INSTRUCTION
The entries below should be transcribed in their entirety, exactly as written.

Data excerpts
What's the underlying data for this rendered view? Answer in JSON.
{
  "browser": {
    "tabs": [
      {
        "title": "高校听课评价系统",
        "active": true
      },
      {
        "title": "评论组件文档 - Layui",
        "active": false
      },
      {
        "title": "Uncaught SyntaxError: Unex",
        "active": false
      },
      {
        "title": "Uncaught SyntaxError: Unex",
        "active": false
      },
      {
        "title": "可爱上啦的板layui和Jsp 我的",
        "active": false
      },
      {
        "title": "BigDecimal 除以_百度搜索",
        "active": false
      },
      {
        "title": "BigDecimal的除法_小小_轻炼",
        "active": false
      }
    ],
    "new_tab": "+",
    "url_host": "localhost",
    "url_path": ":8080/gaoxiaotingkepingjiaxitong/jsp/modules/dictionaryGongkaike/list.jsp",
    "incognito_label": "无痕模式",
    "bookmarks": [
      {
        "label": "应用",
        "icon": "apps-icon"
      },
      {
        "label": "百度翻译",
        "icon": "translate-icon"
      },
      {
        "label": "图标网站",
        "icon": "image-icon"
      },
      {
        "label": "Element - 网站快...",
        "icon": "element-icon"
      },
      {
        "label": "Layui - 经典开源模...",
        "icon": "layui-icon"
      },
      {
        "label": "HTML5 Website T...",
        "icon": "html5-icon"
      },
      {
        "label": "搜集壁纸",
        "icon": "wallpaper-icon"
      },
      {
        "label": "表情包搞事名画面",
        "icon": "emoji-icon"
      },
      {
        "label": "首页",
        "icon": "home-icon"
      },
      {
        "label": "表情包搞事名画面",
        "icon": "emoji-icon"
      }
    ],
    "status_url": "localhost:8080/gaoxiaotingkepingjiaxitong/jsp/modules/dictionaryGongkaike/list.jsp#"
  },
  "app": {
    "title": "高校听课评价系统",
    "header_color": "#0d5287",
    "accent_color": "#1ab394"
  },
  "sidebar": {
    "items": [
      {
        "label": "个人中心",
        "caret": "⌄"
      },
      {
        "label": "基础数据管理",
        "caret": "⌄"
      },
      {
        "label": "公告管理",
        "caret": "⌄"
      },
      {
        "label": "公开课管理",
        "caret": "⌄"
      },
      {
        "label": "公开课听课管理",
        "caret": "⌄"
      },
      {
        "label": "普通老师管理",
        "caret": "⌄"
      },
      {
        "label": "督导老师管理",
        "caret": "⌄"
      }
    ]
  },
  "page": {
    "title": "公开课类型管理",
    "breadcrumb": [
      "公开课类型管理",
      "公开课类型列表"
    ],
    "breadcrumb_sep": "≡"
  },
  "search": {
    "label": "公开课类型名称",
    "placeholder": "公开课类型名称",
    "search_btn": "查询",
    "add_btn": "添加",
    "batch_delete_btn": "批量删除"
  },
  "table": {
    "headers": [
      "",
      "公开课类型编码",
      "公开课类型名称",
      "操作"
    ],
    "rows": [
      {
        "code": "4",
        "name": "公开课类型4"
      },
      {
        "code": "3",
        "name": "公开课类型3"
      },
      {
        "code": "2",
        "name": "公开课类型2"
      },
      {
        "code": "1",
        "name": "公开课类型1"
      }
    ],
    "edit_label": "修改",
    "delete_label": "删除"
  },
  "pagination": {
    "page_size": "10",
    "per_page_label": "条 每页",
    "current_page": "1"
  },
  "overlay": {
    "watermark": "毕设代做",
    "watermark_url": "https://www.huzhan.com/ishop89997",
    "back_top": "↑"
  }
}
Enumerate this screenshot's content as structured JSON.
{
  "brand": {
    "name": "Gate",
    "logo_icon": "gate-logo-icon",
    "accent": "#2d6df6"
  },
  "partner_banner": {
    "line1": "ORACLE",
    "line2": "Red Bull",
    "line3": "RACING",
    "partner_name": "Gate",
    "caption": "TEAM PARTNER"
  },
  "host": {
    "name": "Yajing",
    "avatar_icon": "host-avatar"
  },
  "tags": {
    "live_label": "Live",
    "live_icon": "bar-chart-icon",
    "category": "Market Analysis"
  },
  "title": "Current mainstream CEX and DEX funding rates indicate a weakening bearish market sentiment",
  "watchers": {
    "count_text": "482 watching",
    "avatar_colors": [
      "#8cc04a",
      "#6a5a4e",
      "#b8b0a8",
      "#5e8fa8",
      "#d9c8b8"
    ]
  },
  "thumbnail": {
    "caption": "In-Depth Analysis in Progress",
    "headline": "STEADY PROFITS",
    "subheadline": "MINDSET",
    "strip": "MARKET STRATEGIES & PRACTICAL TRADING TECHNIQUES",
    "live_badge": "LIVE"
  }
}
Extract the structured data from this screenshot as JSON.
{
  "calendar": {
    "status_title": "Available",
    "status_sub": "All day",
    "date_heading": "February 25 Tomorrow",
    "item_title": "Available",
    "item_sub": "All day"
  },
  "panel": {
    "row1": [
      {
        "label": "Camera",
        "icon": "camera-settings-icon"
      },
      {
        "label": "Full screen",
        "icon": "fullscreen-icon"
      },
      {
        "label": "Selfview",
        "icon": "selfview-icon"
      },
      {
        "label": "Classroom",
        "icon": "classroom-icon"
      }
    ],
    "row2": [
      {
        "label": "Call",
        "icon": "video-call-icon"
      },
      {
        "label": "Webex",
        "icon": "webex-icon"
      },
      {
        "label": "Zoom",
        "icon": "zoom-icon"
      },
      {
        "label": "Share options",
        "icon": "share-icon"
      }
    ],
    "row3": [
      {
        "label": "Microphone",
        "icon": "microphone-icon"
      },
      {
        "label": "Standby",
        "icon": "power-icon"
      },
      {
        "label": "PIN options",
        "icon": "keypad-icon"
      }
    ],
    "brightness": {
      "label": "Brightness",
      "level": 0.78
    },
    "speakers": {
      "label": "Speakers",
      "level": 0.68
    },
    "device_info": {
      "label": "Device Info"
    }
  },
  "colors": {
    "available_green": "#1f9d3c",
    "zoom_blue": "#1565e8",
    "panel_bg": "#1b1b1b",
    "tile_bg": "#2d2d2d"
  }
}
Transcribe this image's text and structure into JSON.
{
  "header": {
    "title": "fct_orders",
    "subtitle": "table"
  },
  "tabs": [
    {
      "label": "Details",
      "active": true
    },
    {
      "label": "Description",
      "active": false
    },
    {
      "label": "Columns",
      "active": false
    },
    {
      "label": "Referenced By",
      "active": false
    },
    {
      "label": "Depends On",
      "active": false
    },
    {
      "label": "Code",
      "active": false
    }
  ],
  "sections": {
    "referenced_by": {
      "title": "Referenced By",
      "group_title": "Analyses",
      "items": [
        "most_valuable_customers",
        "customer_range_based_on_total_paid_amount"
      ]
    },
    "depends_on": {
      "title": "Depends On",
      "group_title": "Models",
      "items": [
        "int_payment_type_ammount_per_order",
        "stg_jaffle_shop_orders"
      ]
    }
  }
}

WRITTEN SOLUTION
What's the underlying data for this rendered view? Answer in JSON.
{
  "browser": {
    "tabs": [
      {
        "title": "高校听课评价系统",
        "active": true
      },
      {
        "title": "评论组件文档 - Layui",
        "active": false
      },
      {
        "title": "Uncaught SyntaxError: Unex",
        "active": false
      },
      {
        "title": "Uncaught SyntaxError: Unex",
        "active": false
      },
      {
        "title": "可爱上啦的板layui和Jsp 我的",
        "active": false
      },
      {
        "title": "BigDecimal 除以_百度搜索",
        "active": false
      },
      {
        "title": "BigDecimal的除法_小小_轻炼",
        "active": false
      }
    ],
    "new_tab": "+",
    "url_host": "localhost",
    "url_path": ":8080/gaoxiaotingkepingjiaxitong/jsp/modules/dictionaryGongkaike/list.jsp",
    "incognito_label": "无痕模式",
    "bookmarks": [
      {
        "label": "应用",
        "icon": "apps-icon"
      },
      {
        "label": "百度翻译",
        "icon": "translate-icon"
      },
      {
        "label": "图标网站",
        "icon": "image-icon"
      },
      {
        "label": "Element - 网站快...",
        "icon": "element-icon"
      },
      {
        "label": "Layui - 经典开源模...",
        "icon": "layui-icon"
      },
      {
        "label": "HTML5 Website T...",
        "icon": "html5-icon"
      },
      {
        "label": "搜集壁纸",
        "icon": "wallpaper-icon"
      },
      {
        "label": "表情包搞事名画面",
        "icon": "emoji-icon"
      },
      {
        "label": "首页",
        "icon": "home-icon"
      },
      {
        "label": "表情包搞事名画面",
        "icon": "emoji-icon"
      }
    ],
    "status_url": "localhost:8080/gaoxiaotingkepingjiaxitong/jsp/modules/dictionaryGongkaike/list.jsp#"
  },
  "app": {
    "title": "高校听课评价系统",
    "header_color": "#0d5287",
    "accent_color": "#1ab394"
  },
  "sidebar": {
    "items": [
      {
        "label": "个人中心",
        "caret": "⌄"
      },
      {
        "label": "基础数据管理",
        "caret": "⌄"
      },
      {
        "label": "公告管理",
        "caret": "⌄"
      },
      {
        "label": "公开课管理",
        "caret": "⌄"
      },
      {
        "label": "公开课听课管理",
        "caret": "⌄"
      },
      {
        "label": "普通老师管理",
        "caret": "⌄"
      },
      {
        "label": "督导老师管理",
        "caret": "⌄"
      }
    ]
  },
  "page": {
    "title": "公开课类型管理",
    "breadcrumb": [
      "公开课类型管理",
      "公开课类型列表"
    ],
    "breadcrumb_sep": "≡"
  },
  "search": {
    "label": "公开课类型名称",
    "placeholder": "公开课类型名称",
    "search_btn": "查询",
    "add_btn": "添加",
    "batch_delete_btn": "批量删除"
  },
  "table": {
    "headers": [
      "",
      "公开课类型编码",
      "公开课类型名称",
      "操作"
    ],
    "rows": [
      {
        "code": "4",
        "name": "公开课类型4"
      },
      {
        "code": "3",
        "name": "公开课类型3"
      },
      {
        "code": "2",
        "name": "公开课类型2"
      },
      {
        "code": "1",
        "name": "公开课类型1"
      }
    ],
    "edit_label": "修改",
    "delete_label": "删除"
  },
  "pagination": {
    "page_size": "10",
    "per_page_label": "条 每页",
    "current_page": "1"
  },
  "overlay": {
    "watermark": "毕设代做",
    "watermark_url": "https://www.huzhan.com/ishop89997",
    "back_top": "↑"
  }
}
Enumerate this screenshot's content as structured JSON.
{
  "brand": {
    "name": "Gate",
    "logo_icon": "gate-logo-icon",
    "accent": "#2d6df6"
  },
  "partner_banner": {
    "line1": "ORACLE",
    "line2": "Red Bull",
    "line3": "RACING",
    "partner_name": "Gate",
    "caption": "TEAM PARTNER"
  },
  "host": {
    "name": "Yajing",
    "avatar_icon": "host-avatar"
  },
  "tags": {
    "live_label": "Live",
    "live_icon": "bar-chart-icon",
    "category": "Market Analysis"
  },
  "title": "Current mainstream CEX and DEX funding rates indicate a weakening bearish market sentiment",
  "watchers": {
    "count_text": "482 watching",
    "avatar_colors": [
      "#8cc04a",
      "#6a5a4e",
      "#b8b0a8",
      "#5e8fa8",
      "#d9c8b8"
    ]
  },
  "thumbnail": {
    "caption": "In-Depth Analysis in Progress",
    "headline": "STEADY PROFITS",
    "subheadline": "MINDSET",
    "strip": "MARKET STRATEGIES & PRACTICAL TRADING TECHNIQUES",
    "live_badge": "LIVE"
  }
}
Extract the structured data from this screenshot as JSON.
{
  "calendar": {
    "status_title": "Available",
    "status_sub": "All day",
    "date_heading": "February 25 Tomorrow",
    "item_title": "Available",
    "item_sub": "All day"
  },
  "panel": {
    "row1": [
      {
        "label": "Camera",
        "icon": "camera-settings-icon"
      },
      {
        "label": "Full screen",
        "icon": "fullscreen-icon"
      },
      {
        "label": "Selfview",
        "icon": "selfview-icon"
      },
      {
        "label": "Classroom",
        "icon": "classroom-icon"
      }
    ],
    "row2": [
      {
        "label": "Call",
        "icon": "video-call-icon"
      },
      {
        "label": "Webex",
        "icon": "webex-icon"
      },
      {
        "label": "Zoom",
        "icon": "zoom-icon"
      },
      {
        "label": "Share options",
        "icon": "share-icon"
      }
    ],
    "row3": [
      {
        "label": "Microphone",
        "icon": "microphone-icon"
      },
      {
        "label": "Standby",
        "icon": "power-icon"
      },
      {
        "label": "PIN options",
        "icon": "keypad-icon"
      }
    ],
    "brightness": {
      "label": "Brightness",
      "level": 0.78
    },
    "speakers": {
      "label": "Speakers",
      "level": 0.68
    },
    "device_info": {
      "label": "Device Info"
    }
  },
  "colors": {
    "available_green": "#1f9d3c",
    "zoom_blue": "#1565e8",
    "panel_bg": "#1b1b1b",
    "tile_bg": "#2d2d2d"
  }
}
Transcribe this image's text and structure into JSON.
{
  "header": {
    "title": "fct_orders",
    "subtitle": "table"
  },
  "tabs": [
    {
      "label": "Details",
      "active": true
    },
    {
      "label": "Description",
      "active": false
    },
    {
      "label": "Columns",
      "active": false
    },
    {
      "label": "Referenced By",
      "active": false
    },
    {
      "label": "Depends On",
      "active": false
    },
    {
      "label": "Code",
      "active": false
    }
  ],
  "sections": {
    "referenced_by": {
      "title": "Referenced By",
      "group_title": "Analyses",
      "items": [
        "most_valuable_customers",
        "customer_range_based_on_total_paid_amount"
      ]
    },
    "depends_on": {
      "title": "Depends On",
      "group_title": "Models",
      "items": [
        "int_payment_type_ammount_per_order",
        "stg_jaffle_shop_orders"
      ]
    }
  }
}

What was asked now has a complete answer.